Task prompt: Repeat the data below exactly, dropping any pictures it holds.

Rows:
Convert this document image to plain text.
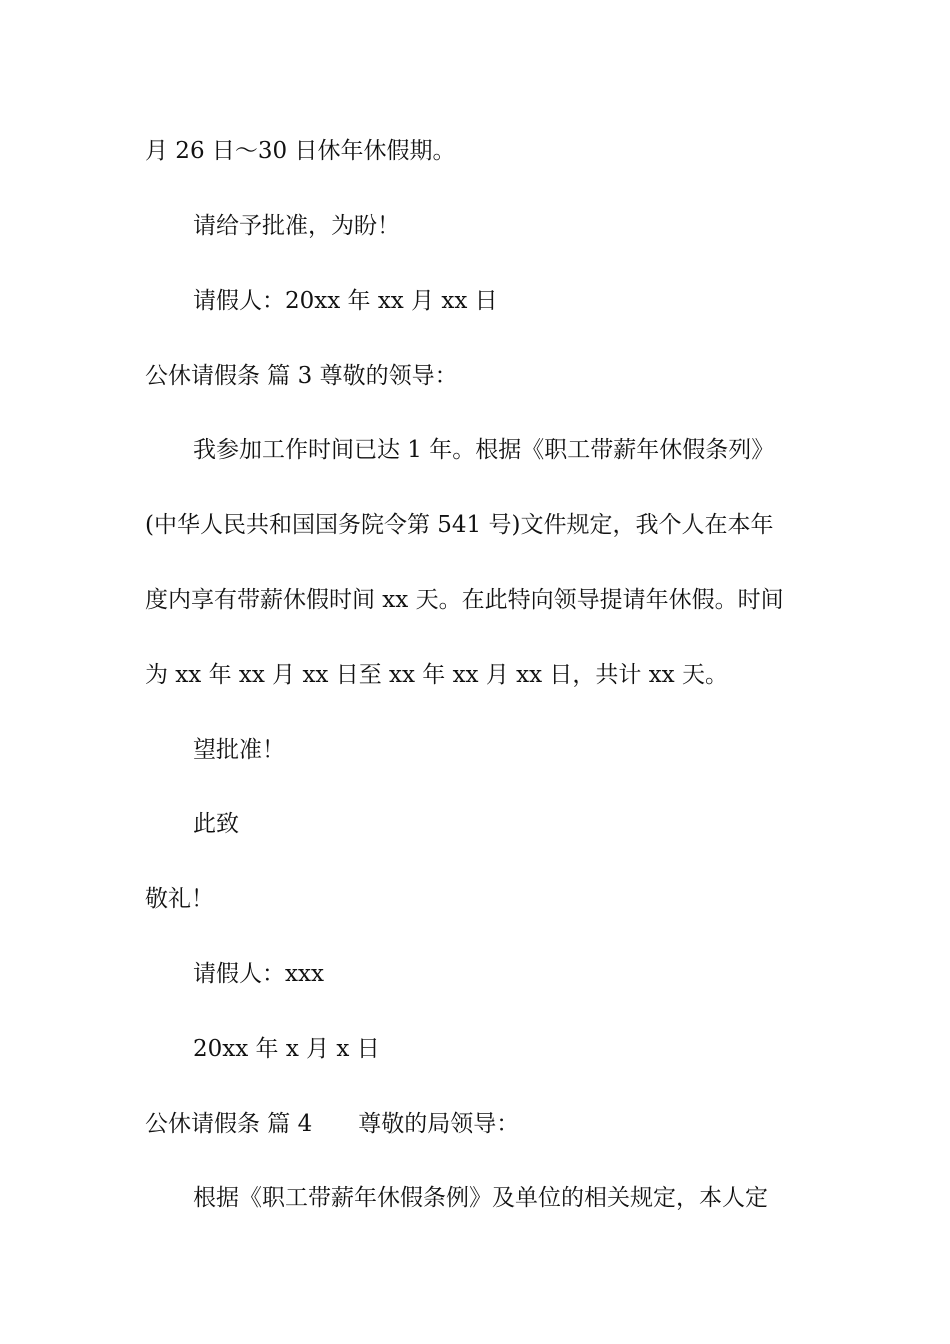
月 26 日～30 日休年休假期。
请给予批准，为盼！
请假人：20xx 年 xx 月 xx 日
公休请假条 篇 3 尊敬的领导：
我参加工作时间已达 1 年。根据《职工带薪年休假条列》
(中华人民共和国国务院令第 541 号)文件规定，我个人在本年
度内享有带薪休假时间 xx 天。在此特向领导提请年休假。时间
为 xx 年 xx 月 xx 日至 xx 年 xx 月 xx 日，共计 xx 天。
望批准！
此致
敬礼！
请假人：xxx
20xx 年 x 月 x 日
公休请假条 篇 4 尊敬的局领导：
根据《职工带薪年休假条例》及单位的相关规定，本人定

Written response:
Convert this document image to plain text.
月 26 日～30 日休年休假期。
请给予批准，为盼！
请假人：20xx 年 xx 月 xx 日
公休请假条 篇 3 尊敬的领导：
我参加工作时间已达 1 年。根据《职工带薪年休假条列》
(中华人民共和国国务院令第 541 号)文件规定，我个人在本年
度内享有带薪休假时间 xx 天。在此特向领导提请年休假。时间
为 xx 年 xx 月 xx 日至 xx 年 xx 月 xx 日，共计 xx 天。
望批准！
此致
敬礼！
请假人：xxx
20xx 年 x 月 x 日
公休请假条 篇 4 尊敬的局领导：
根据《职工带薪年休假条例》及单位的相关规定，本人定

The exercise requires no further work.